INSTRUCTIONS TO FOLLOW =
Without altering anything, repeat each of the records.

EXERCISE DATA =
'''
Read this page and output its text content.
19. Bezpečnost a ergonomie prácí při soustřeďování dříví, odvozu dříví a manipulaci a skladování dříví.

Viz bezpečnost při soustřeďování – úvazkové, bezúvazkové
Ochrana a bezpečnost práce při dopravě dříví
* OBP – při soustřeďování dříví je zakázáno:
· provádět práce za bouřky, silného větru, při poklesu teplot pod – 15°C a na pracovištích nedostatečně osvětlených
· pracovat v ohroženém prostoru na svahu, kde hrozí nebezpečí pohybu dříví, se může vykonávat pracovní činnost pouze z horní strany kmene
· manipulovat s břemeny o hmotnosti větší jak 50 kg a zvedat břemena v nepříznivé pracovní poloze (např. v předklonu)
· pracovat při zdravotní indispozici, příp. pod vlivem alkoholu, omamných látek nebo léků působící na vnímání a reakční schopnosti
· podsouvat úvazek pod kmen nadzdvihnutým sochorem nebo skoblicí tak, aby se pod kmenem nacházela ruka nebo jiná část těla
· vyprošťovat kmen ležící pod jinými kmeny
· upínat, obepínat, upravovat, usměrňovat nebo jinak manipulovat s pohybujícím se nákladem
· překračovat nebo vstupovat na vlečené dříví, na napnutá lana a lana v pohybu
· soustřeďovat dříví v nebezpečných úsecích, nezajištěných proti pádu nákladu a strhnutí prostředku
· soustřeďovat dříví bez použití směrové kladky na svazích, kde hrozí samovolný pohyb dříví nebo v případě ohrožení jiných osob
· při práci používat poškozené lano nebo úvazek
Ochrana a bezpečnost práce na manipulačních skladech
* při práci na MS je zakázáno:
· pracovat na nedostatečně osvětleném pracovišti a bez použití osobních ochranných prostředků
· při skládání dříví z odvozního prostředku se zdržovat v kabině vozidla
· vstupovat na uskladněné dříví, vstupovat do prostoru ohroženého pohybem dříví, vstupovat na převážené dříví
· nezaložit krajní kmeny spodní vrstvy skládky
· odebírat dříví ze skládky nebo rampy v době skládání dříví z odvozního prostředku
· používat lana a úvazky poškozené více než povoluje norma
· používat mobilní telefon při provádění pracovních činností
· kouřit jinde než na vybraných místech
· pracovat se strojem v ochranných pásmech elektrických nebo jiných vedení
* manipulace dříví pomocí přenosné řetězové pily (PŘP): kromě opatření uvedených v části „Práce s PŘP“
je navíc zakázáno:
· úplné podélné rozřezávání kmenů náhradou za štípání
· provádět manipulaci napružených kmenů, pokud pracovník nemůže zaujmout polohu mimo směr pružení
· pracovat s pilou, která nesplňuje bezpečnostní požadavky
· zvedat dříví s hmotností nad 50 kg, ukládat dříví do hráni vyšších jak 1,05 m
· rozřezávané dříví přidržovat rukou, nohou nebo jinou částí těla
'''
RESULT OF THE TASK =
Read this page and output its text content.
19. Bezpečnost a ergonomie prácí při soustřeďování dříví, odvozu dříví a manipulaci a skladování dříví.

Viz bezpečnost při soustřeďování – úvazkové, bezúvazkové
Ochrana a bezpečnost práce při dopravě dříví
* OBP – při soustřeďování dříví je zakázáno:
· provádět práce za bouřky, silného větru, při poklesu teplot pod – 15°C a na pracovištích nedostatečně osvětlených
· pracovat v ohroženém prostoru na svahu, kde hrozí nebezpečí pohybu dříví, se může vykonávat pracovní činnost pouze z horní strany kmene
· manipulovat s břemeny o hmotnosti větší jak 50 kg a zvedat břemena v nepříznivé pracovní poloze (např. v předklonu)
· pracovat při zdravotní indispozici, příp. pod vlivem alkoholu, omamných látek nebo léků působící na vnímání a reakční schopnosti
· podsouvat úvazek pod kmen nadzdvihnutým sochorem nebo skoblicí tak, aby se pod kmenem nacházela ruka nebo jiná část těla
· vyprošťovat kmen ležící pod jinými kmeny
· upínat, obepínat, upravovat, usměrňovat nebo jinak manipulovat s pohybujícím se nákladem
· překračovat nebo vstupovat na vlečené dříví, na napnutá lana a lana v pohybu
· soustřeďovat dříví v nebezpečných úsecích, nezajištěných proti pádu nákladu a strhnutí prostředku
· soustřeďovat dříví bez použití směrové kladky na svazích, kde hrozí samovolný pohyb dříví nebo v případě ohrožení jiných osob
· při práci používat poškozené lano nebo úvazek
Ochrana a bezpečnost práce na manipulačních skladech
* při práci na MS je zakázáno:
· pracovat na nedostatečně osvětleném pracovišti a bez použití osobních ochranných prostředků
· při skládání dříví z odvozního prostředku se zdržovat v kabině vozidla
· vstupovat na uskladněné dříví, vstupovat do prostoru ohroženého pohybem dříví, vstupovat na převážené dříví
· nezaložit krajní kmeny spodní vrstvy skládky
· odebírat dříví ze skládky nebo rampy v době skládání dříví z odvozního prostředku
· používat lana a úvazky poškozené více než povoluje norma
· používat mobilní telefon při provádění pracovních činností
· kouřit jinde než na vybraných místech
· pracovat se strojem v ochranných pásmech elektrických nebo jiných vedení
* manipulace dříví pomocí přenosné řetězové pily (PŘP): kromě opatření uvedených v části „Práce s PŘP“
je navíc zakázáno:
· úplné podélné rozřezávání kmenů náhradou za štípání
· provádět manipulaci napružených kmenů, pokud pracovník nemůže zaujmout polohu mimo směr pružení
· pracovat s pilou, která nesplňuje bezpečnostní požadavky
· zvedat dříví s hmotností nad 50 kg, ukládat dříví do hráni vyšších jak 1,05 m
· rozřezávané dříví přidržovat rukou, nohou nebo jinou částí těla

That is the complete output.